→ Information supplied
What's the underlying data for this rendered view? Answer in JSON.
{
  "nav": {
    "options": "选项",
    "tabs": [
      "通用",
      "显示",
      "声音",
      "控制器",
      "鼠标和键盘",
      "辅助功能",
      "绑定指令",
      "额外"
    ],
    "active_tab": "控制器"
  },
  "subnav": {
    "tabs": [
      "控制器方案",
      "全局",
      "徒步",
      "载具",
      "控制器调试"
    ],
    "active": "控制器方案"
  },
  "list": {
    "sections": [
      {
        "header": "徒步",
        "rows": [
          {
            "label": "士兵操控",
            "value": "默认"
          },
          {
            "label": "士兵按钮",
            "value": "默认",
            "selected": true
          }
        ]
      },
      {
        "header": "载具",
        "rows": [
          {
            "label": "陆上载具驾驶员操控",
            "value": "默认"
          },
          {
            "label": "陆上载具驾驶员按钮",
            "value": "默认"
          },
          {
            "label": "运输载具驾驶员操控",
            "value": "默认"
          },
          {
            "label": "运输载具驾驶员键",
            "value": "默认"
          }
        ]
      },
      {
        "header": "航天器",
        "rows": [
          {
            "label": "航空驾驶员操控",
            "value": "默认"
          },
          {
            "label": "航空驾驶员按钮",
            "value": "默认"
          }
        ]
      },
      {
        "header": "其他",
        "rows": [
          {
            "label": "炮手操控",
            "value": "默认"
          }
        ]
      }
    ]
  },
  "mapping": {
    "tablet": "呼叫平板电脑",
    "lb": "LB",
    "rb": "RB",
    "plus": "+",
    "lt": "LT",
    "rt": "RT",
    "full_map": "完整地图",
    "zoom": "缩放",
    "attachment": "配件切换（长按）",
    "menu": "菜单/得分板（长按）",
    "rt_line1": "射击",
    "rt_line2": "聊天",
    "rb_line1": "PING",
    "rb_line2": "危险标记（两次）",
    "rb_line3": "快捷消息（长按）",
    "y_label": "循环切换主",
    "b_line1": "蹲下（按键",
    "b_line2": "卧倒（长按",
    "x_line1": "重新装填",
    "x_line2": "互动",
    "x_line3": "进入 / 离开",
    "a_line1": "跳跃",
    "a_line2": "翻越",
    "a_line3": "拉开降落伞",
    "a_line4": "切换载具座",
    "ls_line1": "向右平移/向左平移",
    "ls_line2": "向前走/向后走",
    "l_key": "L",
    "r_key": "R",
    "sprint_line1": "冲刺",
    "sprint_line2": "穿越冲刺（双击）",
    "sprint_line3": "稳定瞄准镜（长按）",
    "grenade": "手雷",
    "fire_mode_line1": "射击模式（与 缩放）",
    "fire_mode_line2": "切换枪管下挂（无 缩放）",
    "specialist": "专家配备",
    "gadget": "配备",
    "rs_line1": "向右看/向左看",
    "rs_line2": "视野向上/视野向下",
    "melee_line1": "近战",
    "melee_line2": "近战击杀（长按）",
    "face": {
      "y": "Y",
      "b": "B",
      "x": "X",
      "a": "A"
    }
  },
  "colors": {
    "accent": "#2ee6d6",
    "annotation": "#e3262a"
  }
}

→ Exercise goal
Go through the listing above and restate it word for word.

→ Correct output
What's the underlying data for this rendered view? Answer in JSON.
{
  "nav": {
    "options": "选项",
    "tabs": [
      "通用",
      "显示",
      "声音",
      "控制器",
      "鼠标和键盘",
      "辅助功能",
      "绑定指令",
      "额外"
    ],
    "active_tab": "控制器"
  },
  "subnav": {
    "tabs": [
      "控制器方案",
      "全局",
      "徒步",
      "载具",
      "控制器调试"
    ],
    "active": "控制器方案"
  },
  "list": {
    "sections": [
      {
        "header": "徒步",
        "rows": [
          {
            "label": "士兵操控",
            "value": "默认"
          },
          {
            "label": "士兵按钮",
            "value": "默认",
            "selected": true
          }
        ]
      },
      {
        "header": "载具",
        "rows": [
          {
            "label": "陆上载具驾驶员操控",
            "value": "默认"
          },
          {
            "label": "陆上载具驾驶员按钮",
            "value": "默认"
          },
          {
            "label": "运输载具驾驶员操控",
            "value": "默认"
          },
          {
            "label": "运输载具驾驶员键",
            "value": "默认"
          }
        ]
      },
      {
        "header": "航天器",
        "rows": [
          {
            "label": "航空驾驶员操控",
            "value": "默认"
          },
          {
            "label": "航空驾驶员按钮",
            "value": "默认"
          }
        ]
      },
      {
        "header": "其他",
        "rows": [
          {
            "label": "炮手操控",
            "value": "默认"
          }
        ]
      }
    ]
  },
  "mapping": {
    "tablet": "呼叫平板电脑",
    "lb": "LB",
    "rb": "RB",
    "plus": "+",
    "lt": "LT",
    "rt": "RT",
    "full_map": "完整地图",
    "zoom": "缩放",
    "attachment": "配件切换（长按）",
    "menu": "菜单/得分板（长按）",
    "rt_line1": "射击",
    "rt_line2": "聊天",
    "rb_line1": "PING",
    "rb_line2": "危险标记（两次）",
    "rb_line3": "快捷消息（长按）",
    "y_label": "循环切换主",
    "b_line1": "蹲下（按键",
    "b_line2": "卧倒（长按",
    "x_line1": "重新装填",
    "x_line2": "互动",
    "x_line3": "进入 / 离开",
    "a_line1": "跳跃",
    "a_line2": "翻越",
    "a_line3": "拉开降落伞",
    "a_line4": "切换载具座",
    "ls_line1": "向右平移/向左平移",
    "ls_line2": "向前走/向后走",
    "l_key": "L",
    "r_key": "R",
    "sprint_line1": "冲刺",
    "sprint_line2": "穿越冲刺（双击）",
    "sprint_line3": "稳定瞄准镜（长按）",
    "grenade": "手雷",
    "fire_mode_line1": "射击模式（与 缩放）",
    "fire_mode_line2": "切换枪管下挂（无 缩放）",
    "specialist": "专家配备",
    "gadget": "配备",
    "rs_line1": "向右看/向左看",
    "rs_line2": "视野向上/视野向下",
    "melee_line1": "近战",
    "melee_line2": "近战击杀（长按）",
    "face": {
      "y": "Y",
      "b": "B",
      "x": "X",
      "a": "A"
    }
  },
  "colors": {
    "accent": "#2ee6d6",
    "annotation": "#e3262a"
  }
}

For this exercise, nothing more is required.